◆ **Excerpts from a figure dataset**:

= = = = = = =

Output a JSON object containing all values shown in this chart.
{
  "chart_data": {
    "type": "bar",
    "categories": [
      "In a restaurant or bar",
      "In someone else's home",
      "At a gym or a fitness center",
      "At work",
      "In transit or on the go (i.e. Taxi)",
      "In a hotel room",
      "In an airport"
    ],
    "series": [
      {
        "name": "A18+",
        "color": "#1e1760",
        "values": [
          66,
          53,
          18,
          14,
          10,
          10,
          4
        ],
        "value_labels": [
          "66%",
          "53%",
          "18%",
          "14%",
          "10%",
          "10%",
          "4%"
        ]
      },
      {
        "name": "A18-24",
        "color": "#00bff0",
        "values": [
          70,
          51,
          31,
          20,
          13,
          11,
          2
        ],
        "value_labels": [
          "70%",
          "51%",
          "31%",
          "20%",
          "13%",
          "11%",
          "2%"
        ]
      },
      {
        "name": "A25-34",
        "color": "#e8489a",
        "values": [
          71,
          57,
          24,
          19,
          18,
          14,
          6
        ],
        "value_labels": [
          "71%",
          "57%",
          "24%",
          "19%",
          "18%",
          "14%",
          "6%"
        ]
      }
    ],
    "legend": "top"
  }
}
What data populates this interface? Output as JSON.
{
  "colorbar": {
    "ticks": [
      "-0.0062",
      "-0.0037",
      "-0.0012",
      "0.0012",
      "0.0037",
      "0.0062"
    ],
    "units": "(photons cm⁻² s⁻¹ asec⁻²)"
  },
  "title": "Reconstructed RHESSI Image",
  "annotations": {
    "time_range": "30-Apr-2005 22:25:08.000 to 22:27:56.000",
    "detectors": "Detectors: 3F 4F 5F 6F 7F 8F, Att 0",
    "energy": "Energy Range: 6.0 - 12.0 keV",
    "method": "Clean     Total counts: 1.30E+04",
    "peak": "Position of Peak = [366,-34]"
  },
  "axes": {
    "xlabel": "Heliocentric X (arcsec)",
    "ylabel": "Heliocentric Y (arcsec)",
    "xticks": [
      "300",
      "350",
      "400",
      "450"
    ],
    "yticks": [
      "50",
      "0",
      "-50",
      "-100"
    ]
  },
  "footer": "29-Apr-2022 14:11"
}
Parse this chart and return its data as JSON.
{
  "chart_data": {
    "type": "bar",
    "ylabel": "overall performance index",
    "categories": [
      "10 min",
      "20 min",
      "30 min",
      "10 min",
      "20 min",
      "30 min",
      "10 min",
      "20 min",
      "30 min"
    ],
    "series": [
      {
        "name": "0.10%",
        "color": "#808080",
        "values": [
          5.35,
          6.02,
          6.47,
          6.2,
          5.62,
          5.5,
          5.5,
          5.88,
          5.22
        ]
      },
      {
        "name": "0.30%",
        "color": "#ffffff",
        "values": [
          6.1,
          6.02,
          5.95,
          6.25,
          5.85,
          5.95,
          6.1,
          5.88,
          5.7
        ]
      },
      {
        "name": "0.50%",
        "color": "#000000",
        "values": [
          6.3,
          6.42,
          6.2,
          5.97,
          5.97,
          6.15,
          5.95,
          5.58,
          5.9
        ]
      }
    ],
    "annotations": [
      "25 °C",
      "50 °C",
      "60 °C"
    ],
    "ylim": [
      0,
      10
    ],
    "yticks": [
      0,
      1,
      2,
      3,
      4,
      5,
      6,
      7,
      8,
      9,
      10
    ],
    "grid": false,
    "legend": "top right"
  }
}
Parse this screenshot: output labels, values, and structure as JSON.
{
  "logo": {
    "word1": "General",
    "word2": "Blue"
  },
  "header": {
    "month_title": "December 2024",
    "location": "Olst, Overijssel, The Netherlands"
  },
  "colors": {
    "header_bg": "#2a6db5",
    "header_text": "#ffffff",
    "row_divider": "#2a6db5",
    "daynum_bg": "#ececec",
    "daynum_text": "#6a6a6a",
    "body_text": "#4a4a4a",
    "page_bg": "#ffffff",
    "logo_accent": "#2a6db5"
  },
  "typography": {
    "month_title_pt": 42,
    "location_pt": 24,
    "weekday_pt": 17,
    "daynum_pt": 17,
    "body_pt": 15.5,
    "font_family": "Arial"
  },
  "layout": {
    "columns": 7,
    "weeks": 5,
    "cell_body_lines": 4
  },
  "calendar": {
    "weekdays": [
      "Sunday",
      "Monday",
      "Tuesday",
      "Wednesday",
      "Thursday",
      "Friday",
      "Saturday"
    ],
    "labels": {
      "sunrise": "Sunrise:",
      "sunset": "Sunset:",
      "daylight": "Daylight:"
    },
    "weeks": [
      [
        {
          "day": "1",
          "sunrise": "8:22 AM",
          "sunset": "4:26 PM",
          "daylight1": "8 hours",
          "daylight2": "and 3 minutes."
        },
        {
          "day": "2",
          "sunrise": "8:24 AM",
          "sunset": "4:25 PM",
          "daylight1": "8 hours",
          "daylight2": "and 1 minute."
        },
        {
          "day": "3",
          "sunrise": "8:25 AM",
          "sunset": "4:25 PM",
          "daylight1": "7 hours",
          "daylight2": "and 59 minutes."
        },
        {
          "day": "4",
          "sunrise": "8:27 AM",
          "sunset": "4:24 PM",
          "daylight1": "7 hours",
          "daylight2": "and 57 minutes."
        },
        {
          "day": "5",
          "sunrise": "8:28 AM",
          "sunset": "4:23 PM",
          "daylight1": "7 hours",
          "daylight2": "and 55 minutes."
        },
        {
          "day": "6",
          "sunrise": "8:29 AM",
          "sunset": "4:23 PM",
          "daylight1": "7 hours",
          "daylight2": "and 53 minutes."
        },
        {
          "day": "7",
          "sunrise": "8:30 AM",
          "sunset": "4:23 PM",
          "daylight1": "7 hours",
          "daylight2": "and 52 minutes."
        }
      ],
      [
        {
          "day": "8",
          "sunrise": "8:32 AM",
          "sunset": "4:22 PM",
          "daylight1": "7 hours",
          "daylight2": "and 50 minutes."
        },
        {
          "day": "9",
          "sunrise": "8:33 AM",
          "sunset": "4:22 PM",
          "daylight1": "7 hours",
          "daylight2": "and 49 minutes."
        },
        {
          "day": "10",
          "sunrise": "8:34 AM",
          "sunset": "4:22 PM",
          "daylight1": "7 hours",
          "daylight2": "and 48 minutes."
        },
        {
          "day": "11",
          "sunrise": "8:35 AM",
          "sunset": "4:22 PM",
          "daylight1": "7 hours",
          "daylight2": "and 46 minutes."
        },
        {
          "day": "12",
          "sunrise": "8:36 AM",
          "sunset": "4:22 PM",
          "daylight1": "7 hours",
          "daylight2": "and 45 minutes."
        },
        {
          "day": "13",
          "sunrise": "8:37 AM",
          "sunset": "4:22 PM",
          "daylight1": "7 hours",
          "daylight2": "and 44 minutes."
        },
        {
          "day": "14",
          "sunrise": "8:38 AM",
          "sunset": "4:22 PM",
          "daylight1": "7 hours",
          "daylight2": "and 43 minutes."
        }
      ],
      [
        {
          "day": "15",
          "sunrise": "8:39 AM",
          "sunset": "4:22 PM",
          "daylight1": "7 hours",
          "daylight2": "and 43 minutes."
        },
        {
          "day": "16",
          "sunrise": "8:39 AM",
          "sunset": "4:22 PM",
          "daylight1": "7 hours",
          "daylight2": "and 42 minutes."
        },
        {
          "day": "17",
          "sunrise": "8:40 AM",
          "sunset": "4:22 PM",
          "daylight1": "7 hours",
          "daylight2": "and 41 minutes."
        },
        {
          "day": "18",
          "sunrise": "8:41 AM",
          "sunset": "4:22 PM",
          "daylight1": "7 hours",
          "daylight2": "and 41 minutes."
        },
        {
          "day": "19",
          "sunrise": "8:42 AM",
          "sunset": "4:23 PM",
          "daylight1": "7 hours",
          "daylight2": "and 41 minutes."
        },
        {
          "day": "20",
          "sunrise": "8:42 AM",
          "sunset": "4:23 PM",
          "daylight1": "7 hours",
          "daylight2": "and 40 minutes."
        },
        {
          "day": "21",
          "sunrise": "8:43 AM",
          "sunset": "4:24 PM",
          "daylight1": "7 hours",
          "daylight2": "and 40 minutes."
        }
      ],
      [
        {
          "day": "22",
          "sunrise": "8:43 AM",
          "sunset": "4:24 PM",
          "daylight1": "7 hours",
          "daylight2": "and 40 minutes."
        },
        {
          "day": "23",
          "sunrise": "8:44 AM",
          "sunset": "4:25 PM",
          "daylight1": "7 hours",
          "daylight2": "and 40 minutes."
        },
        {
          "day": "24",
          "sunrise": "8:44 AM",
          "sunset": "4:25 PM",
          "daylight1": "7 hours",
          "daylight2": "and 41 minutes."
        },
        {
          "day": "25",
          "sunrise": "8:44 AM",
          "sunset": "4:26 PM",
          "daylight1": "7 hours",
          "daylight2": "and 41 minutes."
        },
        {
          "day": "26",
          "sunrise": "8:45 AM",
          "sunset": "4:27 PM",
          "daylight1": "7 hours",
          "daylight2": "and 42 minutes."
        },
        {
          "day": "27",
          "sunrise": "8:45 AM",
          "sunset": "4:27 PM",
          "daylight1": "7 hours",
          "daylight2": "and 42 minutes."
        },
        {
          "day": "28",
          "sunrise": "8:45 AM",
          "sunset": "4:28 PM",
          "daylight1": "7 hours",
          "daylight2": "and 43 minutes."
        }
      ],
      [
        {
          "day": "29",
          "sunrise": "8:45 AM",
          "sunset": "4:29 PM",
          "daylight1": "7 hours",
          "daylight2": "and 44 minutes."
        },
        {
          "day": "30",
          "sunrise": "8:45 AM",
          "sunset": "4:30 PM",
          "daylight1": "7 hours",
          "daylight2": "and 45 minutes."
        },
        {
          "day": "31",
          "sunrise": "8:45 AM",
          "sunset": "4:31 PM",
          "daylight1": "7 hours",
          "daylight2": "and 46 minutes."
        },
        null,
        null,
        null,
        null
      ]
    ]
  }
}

= = = = = = =

◆ **Work to do**: From the entries above, return each line with the word "Heliocentric" in it.

◆ **Full output**:
    "xlabel": "Heliocentric X (arcsec)",
    "ylabel": "Heliocentric Y (arcsec)",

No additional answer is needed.